- [WORK REQUIRED]
Copy out each line of the data holding "filled".
****
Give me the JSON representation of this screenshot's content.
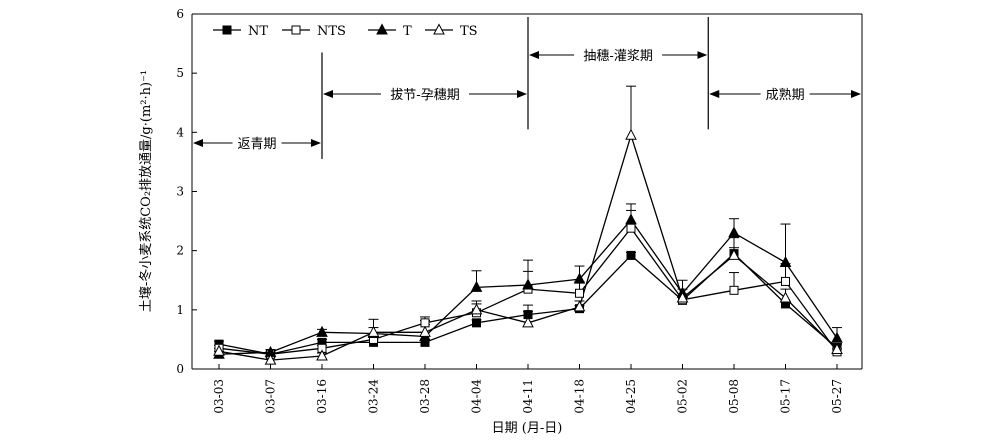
{
  "chart_data": {
    "type": "line",
    "title": "",
    "xlabel": "日期 (月-日)",
    "ylabel": "土壤-冬小麦系统CO₂排放通量/g·(m²·h)⁻¹",
    "ylim": [
      0,
      6
    ],
    "yticks": [
      "0",
      "1",
      "2",
      "3",
      "4",
      "5",
      "6"
    ],
    "grid": false,
    "legend_position": "top-left",
    "categories": [
      "03-03",
      "03-07",
      "03-16",
      "03-24",
      "03-28",
      "04-04",
      "04-11",
      "04-18",
      "04-25",
      "05-02",
      "05-08",
      "05-17",
      "05-27"
    ],
    "series": [
      {
        "name": "NT",
        "marker": "filled-square",
        "values": [
          0.42,
          0.25,
          0.45,
          0.45,
          0.45,
          0.78,
          0.92,
          1.02,
          1.92,
          1.16,
          1.95,
          1.1,
          0.36
        ],
        "error": [
          0.05,
          0.03,
          0.05,
          0.04,
          0.05,
          0.05,
          0.05,
          0.05,
          0.05,
          0.05,
          0.1,
          0.05,
          0.05
        ]
      },
      {
        "name": "NTS",
        "marker": "open-square",
        "values": [
          0.35,
          0.25,
          0.35,
          0.5,
          0.78,
          0.95,
          1.35,
          1.28,
          2.38,
          1.17,
          1.33,
          1.48,
          0.29
        ],
        "error": [
          0.05,
          0.05,
          0.05,
          0.05,
          0.1,
          0.2,
          0.3,
          0.2,
          0.3,
          0.1,
          0.3,
          0.3,
          0.05
        ]
      },
      {
        "name": "T",
        "marker": "filled-triangle",
        "values": [
          0.25,
          0.28,
          0.62,
          0.6,
          0.55,
          1.38,
          1.42,
          1.52,
          2.52,
          1.28,
          2.3,
          1.8,
          0.52
        ],
        "error": [
          0.05,
          0.05,
          0.05,
          0.1,
          0.2,
          0.28,
          0.42,
          0.22,
          0.27,
          0.22,
          0.24,
          0.65,
          0.18
        ]
      },
      {
        "name": "TS",
        "marker": "open-triangle",
        "values": [
          0.3,
          0.15,
          0.22,
          0.62,
          0.62,
          1.0,
          0.78,
          1.05,
          3.95,
          1.2,
          1.92,
          1.2,
          0.33
        ],
        "error": [
          0.05,
          0.05,
          0.05,
          0.22,
          0.2,
          0.1,
          0.3,
          0.1,
          0.83,
          0.15,
          0.3,
          0.15,
          0.1
        ]
      }
    ],
    "stage_periods": [
      {
        "label": "返青期",
        "start": "03-03",
        "end": "03-16",
        "divider_top": 3.85,
        "divider_bottom": 2.52
      },
      {
        "label": "拔节-孕穗期",
        "start": "03-16",
        "end": "04-11",
        "divider_top": 5.35,
        "divider_bottom": 3.55
      },
      {
        "label": "抽穗-灌浆期",
        "start": "04-11",
        "end": "05-02",
        "divider_top": 5.95,
        "divider_bottom": 4.05
      },
      {
        "label": "成熟期",
        "start": "05-02",
        "end": "05-27",
        "divider_top": 5.95,
        "divider_bottom": 4.05
      }
    ]
  }
}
****
- [EXPECTED OUTPUT]
        "marker": "filled-square",
        "marker": "filled-triangle",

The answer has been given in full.